- What is expected
Leave out any pictures and transcribe all other data below exactly.

- The input
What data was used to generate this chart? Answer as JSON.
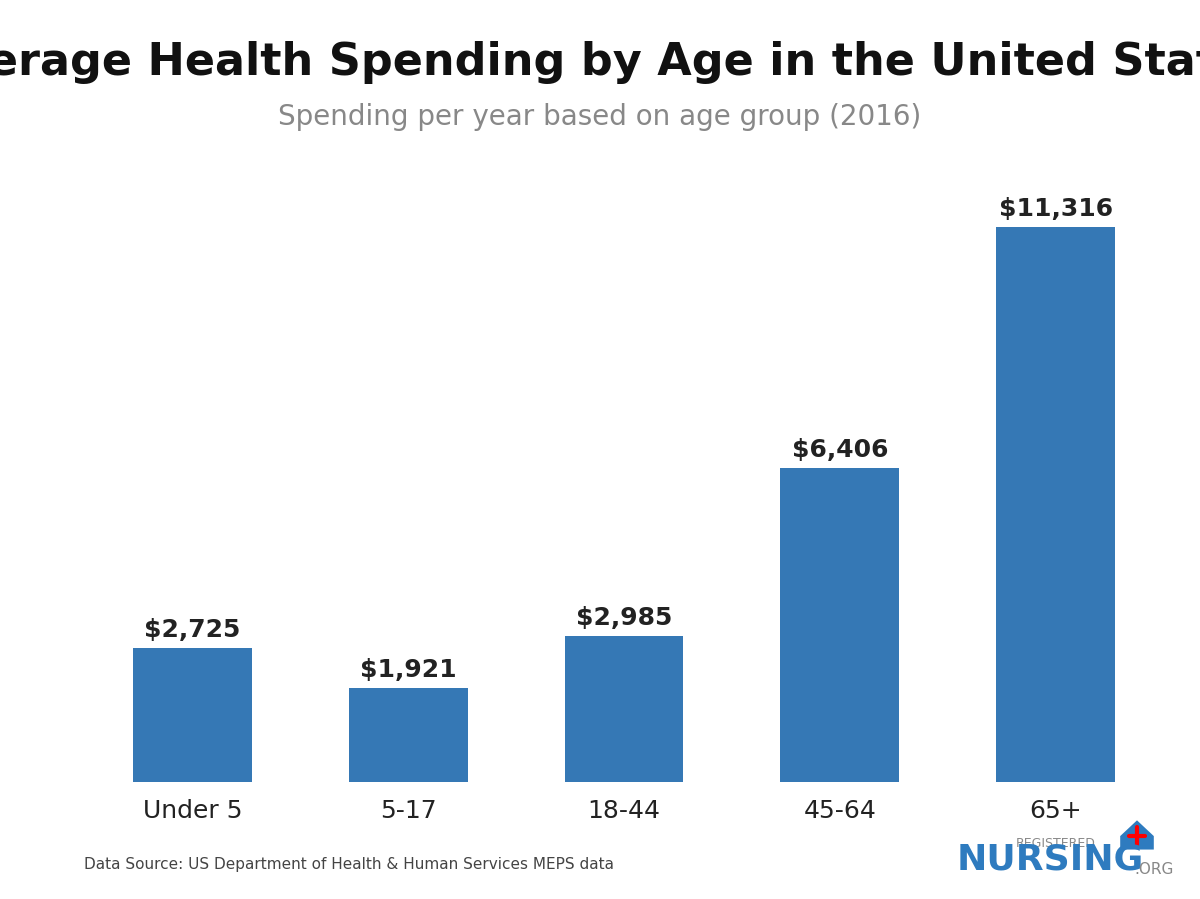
{
  "title": "Average Health Spending by Age in the United States",
  "subtitle": "Spending per year based on age group (2016)",
  "categories": [
    "Under 5",
    "5-17",
    "18-44",
    "45-64",
    "65+"
  ],
  "values": [
    2725,
    1921,
    2985,
    6406,
    11316
  ],
  "labels": [
    "$2,725",
    "$1,921",
    "$2,985",
    "$6,406",
    "$11,316"
  ],
  "bar_color": "#3578b5",
  "background_color": "#ffffff",
  "title_fontsize": 32,
  "subtitle_fontsize": 20,
  "label_fontsize": 18,
  "tick_fontsize": 18,
  "source_text": "Data Source: US Department of Health & Human Services MEPS data",
  "source_fontsize": 11,
  "ylim": [
    0,
    13000
  ]
}
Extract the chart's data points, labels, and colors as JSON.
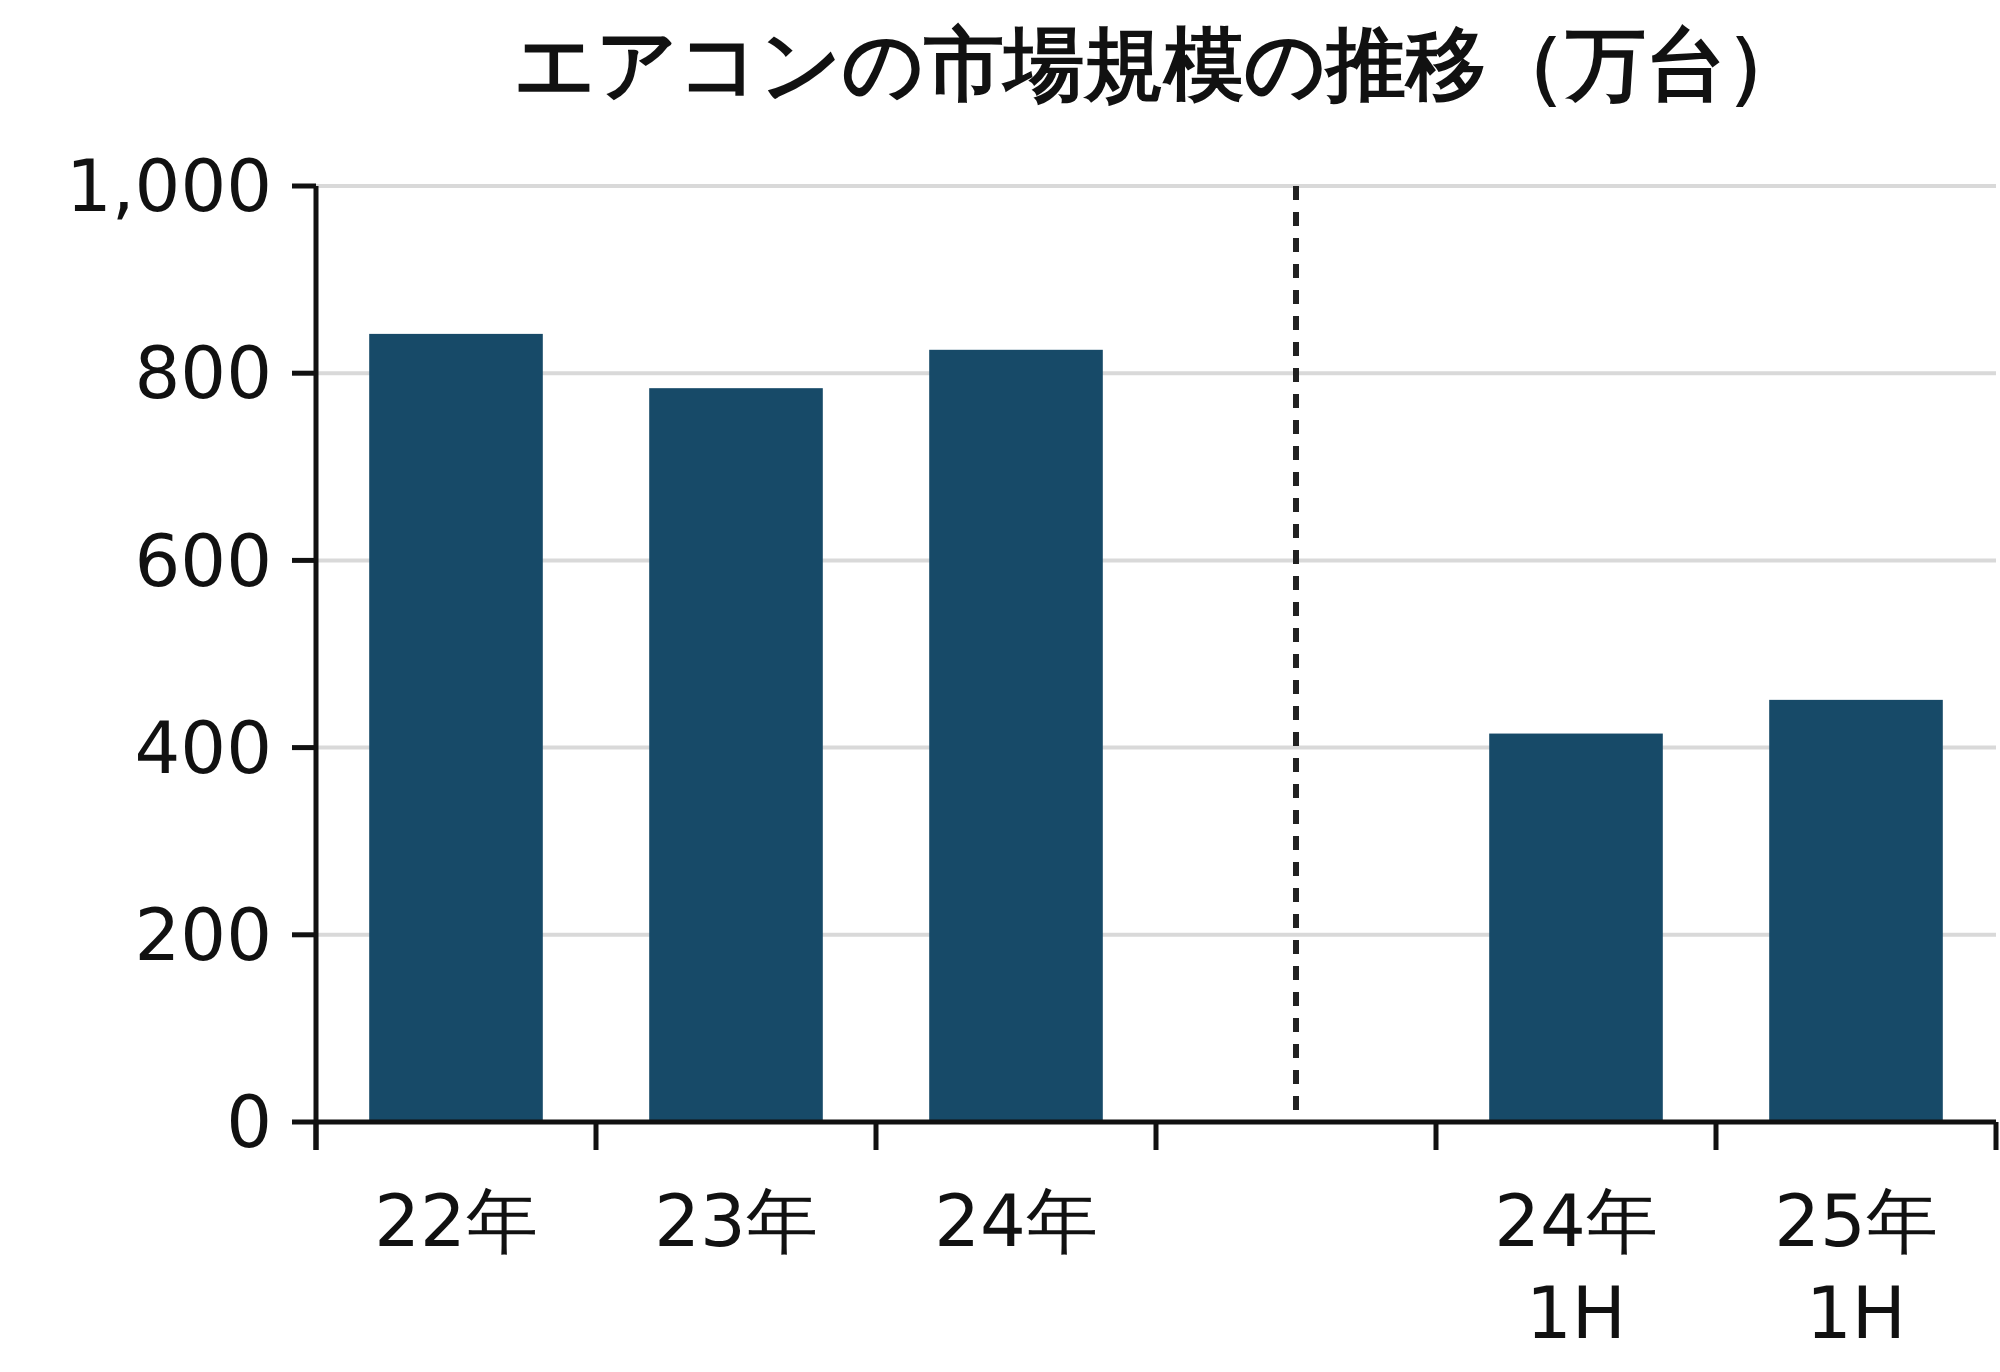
{
  "chart_data": {
    "type": "bar",
    "title": "エアコンの市場規模の推移（万台）",
    "categories": [
      "22年",
      "23年",
      "24年",
      null,
      "24年\n1H",
      "25年\n1H"
    ],
    "values": [
      842,
      784,
      825,
      null,
      415,
      451
    ],
    "color": "#174a68",
    "ylim": [
      0,
      1000
    ],
    "yticks": [
      0,
      200,
      400,
      600,
      800,
      {
        "value": 1000,
        "label": "1,000"
      }
    ],
    "grid": "y"
  }
}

- Response to the exercise
What data was used to generate this chart? Answer as JSON.
{
  "title": "Average Health Spending by Age in the United States",
  "subtitle": "Spending per year based on age group (2016)",
  "categories": [
    "Under 5",
    "5-17",
    "18-44",
    "45-64",
    "65+"
  ],
  "values": [
    2725,
    1921,
    2985,
    6406,
    11316
  ],
  "labels": [
    "$2,725",
    "$1,921",
    "$2,985",
    "$6,406",
    "$11,316"
  ],
  "bar_color": "#3578b5",
  "background_color": "#ffffff",
  "title_fontsize": 32,
  "subtitle_fontsize": 20,
  "label_fontsize": 18,
  "tick_fontsize": 18,
  "source_text": "Data Source: US Department of Health & Human Services MEPS data",
  "source_fontsize": 11,
  "ylim": [
    0,
    13000
  ]
}
Extract the chart's data points, labels, and colors as JSON.
{
  "chart_data": {
    "type": "bar",
    "title": "エアコンの市場規模の推移（万台）",
    "categories": [
      "22年",
      "23年",
      "24年",
      null,
      "24年\n1H",
      "25年\n1H"
    ],
    "values": [
      842,
      784,
      825,
      null,
      415,
      451
    ],
    "color": "#174a68",
    "ylim": [
      0,
      1000
    ],
    "yticks": [
      0,
      200,
      400,
      600,
      800,
      {
        "value": 1000,
        "label": "1,000"
      }
    ],
    "grid": "y"
  }
}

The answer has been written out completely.